▶ Task goal
Repeat the listing in full, preserving every character.

____________________

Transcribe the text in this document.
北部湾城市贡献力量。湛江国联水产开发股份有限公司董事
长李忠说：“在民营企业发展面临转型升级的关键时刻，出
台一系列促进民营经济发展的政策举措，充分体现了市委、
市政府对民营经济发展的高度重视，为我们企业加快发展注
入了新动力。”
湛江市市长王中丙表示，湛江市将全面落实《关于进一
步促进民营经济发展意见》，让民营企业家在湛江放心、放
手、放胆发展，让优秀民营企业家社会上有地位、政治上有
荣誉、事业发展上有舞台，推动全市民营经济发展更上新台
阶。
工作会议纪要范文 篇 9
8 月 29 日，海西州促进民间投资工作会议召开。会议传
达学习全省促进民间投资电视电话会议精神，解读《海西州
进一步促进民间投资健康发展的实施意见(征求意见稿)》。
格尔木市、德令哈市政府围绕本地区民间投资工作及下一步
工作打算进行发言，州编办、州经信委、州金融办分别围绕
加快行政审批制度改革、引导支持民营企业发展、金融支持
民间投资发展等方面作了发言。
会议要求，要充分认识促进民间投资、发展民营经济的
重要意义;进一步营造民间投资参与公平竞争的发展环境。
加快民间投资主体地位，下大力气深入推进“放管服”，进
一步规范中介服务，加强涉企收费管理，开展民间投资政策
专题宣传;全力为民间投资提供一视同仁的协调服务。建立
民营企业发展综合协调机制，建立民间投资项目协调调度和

____________________

▶ Solution below
Transcribe the text in this document.
北部湾城市贡献力量。湛江国联水产开发股份有限公司董事
长李忠说：“在民营企业发展面临转型升级的关键时刻，出
台一系列促进民营经济发展的政策举措，充分体现了市委、
市政府对民营经济发展的高度重视，为我们企业加快发展注
入了新动力。”
湛江市市长王中丙表示，湛江市将全面落实《关于进一
步促进民营经济发展意见》，让民营企业家在湛江放心、放
手、放胆发展，让优秀民营企业家社会上有地位、政治上有
荣誉、事业发展上有舞台，推动全市民营经济发展更上新台
阶。
工作会议纪要范文 篇 9
8 月 29 日，海西州促进民间投资工作会议召开。会议传
达学习全省促进民间投资电视电话会议精神，解读《海西州
进一步促进民间投资健康发展的实施意见(征求意见稿)》。
格尔木市、德令哈市政府围绕本地区民间投资工作及下一步
工作打算进行发言，州编办、州经信委、州金融办分别围绕
加快行政审批制度改革、引导支持民营企业发展、金融支持
民间投资发展等方面作了发言。
会议要求，要充分认识促进民间投资、发展民营经济的
重要意义;进一步营造民间投资参与公平竞争的发展环境。
加快民间投资主体地位，下大力气深入推进“放管服”，进
一步规范中介服务，加强涉企收费管理，开展民间投资政策
专题宣传;全力为民间投资提供一视同仁的协调服务。建立
民营企业发展综合协调机制，建立民间投资项目协调调度和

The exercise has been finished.